GIVEN REQUEST:
Select, from the data, each line where "student" occurs.

-- INPUT MATERIAL start --

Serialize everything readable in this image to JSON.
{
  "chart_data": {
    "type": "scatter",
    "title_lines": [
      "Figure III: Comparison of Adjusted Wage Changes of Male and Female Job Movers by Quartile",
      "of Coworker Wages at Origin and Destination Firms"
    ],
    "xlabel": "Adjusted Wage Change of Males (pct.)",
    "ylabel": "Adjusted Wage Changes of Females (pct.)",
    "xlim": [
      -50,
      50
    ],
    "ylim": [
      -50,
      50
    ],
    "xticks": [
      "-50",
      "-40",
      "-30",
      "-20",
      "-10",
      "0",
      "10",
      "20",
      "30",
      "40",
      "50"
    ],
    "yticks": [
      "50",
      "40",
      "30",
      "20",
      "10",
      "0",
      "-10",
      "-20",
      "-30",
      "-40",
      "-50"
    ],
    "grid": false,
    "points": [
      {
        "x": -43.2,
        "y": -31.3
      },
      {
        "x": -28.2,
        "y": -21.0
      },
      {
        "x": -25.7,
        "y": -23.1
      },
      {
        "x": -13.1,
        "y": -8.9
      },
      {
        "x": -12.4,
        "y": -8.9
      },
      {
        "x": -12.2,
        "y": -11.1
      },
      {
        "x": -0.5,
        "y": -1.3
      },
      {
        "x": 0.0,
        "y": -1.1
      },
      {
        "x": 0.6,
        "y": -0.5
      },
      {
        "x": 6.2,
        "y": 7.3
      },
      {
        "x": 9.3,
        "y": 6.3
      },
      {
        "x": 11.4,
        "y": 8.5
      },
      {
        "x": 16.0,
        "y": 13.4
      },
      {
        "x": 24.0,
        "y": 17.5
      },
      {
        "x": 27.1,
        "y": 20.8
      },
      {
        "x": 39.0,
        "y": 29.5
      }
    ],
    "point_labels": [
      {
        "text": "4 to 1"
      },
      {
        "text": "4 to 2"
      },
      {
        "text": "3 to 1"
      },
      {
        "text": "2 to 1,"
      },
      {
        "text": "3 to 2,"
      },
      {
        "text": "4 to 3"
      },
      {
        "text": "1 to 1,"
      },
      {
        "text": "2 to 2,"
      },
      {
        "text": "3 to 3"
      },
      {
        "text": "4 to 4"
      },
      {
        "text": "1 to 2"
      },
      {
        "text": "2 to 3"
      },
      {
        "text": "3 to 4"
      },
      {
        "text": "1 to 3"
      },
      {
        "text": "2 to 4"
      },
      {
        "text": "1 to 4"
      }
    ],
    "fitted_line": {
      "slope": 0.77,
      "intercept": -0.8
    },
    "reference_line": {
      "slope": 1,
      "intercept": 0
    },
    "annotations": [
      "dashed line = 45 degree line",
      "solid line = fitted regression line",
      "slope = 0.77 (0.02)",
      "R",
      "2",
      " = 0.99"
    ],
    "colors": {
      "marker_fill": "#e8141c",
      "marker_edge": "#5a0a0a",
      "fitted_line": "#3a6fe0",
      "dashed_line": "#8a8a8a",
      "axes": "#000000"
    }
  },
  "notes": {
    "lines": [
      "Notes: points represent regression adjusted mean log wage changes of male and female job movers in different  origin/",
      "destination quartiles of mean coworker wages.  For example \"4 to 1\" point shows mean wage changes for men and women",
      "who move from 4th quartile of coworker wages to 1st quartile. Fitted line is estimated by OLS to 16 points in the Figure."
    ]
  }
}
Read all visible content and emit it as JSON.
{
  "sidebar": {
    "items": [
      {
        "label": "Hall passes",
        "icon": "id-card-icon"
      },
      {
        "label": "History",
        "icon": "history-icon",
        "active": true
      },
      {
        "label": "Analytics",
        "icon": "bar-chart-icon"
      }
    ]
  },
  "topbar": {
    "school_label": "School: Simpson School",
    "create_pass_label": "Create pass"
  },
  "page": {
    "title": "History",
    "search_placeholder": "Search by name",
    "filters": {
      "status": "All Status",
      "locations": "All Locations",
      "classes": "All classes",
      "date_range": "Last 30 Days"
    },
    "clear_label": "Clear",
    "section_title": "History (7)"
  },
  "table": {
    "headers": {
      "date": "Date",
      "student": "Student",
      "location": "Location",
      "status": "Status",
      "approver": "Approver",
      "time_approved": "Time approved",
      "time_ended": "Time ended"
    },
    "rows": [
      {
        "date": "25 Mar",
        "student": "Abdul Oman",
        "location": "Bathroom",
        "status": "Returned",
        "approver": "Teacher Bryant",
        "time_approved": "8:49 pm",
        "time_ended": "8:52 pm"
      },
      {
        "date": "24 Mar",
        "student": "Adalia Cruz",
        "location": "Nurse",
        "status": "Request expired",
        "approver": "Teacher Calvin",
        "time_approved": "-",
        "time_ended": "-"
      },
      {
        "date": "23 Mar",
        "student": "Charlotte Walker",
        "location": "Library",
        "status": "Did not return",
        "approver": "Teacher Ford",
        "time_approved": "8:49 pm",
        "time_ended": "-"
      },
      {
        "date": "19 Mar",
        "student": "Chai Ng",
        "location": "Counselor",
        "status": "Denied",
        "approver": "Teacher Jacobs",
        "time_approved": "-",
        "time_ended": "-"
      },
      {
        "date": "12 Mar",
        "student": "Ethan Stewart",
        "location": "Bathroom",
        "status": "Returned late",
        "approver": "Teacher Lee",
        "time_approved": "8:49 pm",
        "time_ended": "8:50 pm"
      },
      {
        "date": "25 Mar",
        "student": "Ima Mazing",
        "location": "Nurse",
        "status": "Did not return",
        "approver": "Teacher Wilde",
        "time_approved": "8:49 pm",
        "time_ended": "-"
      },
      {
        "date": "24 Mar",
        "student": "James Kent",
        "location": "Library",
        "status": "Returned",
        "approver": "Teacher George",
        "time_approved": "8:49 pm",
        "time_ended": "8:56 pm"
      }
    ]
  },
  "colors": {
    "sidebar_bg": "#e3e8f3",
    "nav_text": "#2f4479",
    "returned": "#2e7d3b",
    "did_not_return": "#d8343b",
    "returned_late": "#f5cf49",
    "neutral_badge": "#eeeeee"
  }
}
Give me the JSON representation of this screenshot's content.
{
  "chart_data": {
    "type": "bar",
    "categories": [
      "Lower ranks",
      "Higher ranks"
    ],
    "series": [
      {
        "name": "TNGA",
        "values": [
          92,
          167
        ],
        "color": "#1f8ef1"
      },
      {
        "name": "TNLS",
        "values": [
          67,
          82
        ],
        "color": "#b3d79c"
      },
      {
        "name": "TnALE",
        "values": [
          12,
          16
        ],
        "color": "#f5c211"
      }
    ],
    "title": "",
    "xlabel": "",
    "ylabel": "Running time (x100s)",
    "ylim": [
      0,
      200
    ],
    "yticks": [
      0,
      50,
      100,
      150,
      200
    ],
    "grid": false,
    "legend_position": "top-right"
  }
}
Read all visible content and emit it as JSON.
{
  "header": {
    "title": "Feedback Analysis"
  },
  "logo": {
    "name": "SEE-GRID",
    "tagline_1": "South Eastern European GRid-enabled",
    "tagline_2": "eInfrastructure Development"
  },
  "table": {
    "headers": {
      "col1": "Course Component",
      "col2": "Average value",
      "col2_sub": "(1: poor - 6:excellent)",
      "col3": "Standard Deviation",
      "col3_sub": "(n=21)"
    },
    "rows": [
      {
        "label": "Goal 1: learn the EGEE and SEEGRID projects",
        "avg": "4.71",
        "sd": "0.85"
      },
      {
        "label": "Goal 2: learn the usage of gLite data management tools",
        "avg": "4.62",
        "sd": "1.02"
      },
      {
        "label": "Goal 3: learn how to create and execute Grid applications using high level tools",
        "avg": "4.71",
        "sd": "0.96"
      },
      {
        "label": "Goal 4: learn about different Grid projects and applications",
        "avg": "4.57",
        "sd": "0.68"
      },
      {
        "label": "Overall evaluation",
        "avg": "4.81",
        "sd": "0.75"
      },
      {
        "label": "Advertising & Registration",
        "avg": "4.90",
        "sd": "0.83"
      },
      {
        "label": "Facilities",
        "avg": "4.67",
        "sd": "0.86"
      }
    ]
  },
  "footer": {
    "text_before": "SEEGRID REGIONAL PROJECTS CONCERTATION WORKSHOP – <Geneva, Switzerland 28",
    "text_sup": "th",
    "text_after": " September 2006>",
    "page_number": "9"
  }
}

-- INPUT MATERIAL end --

SOLVED EXERCISE:
      "student": "Student",
        "student": "Abdul Oman",
        "student": "Adalia Cruz",
        "student": "Charlotte Walker",
        "student": "Chai Ng",
        "student": "Ethan Stewart",
        "student": "Ima Mazing",
        "student": "James Kent",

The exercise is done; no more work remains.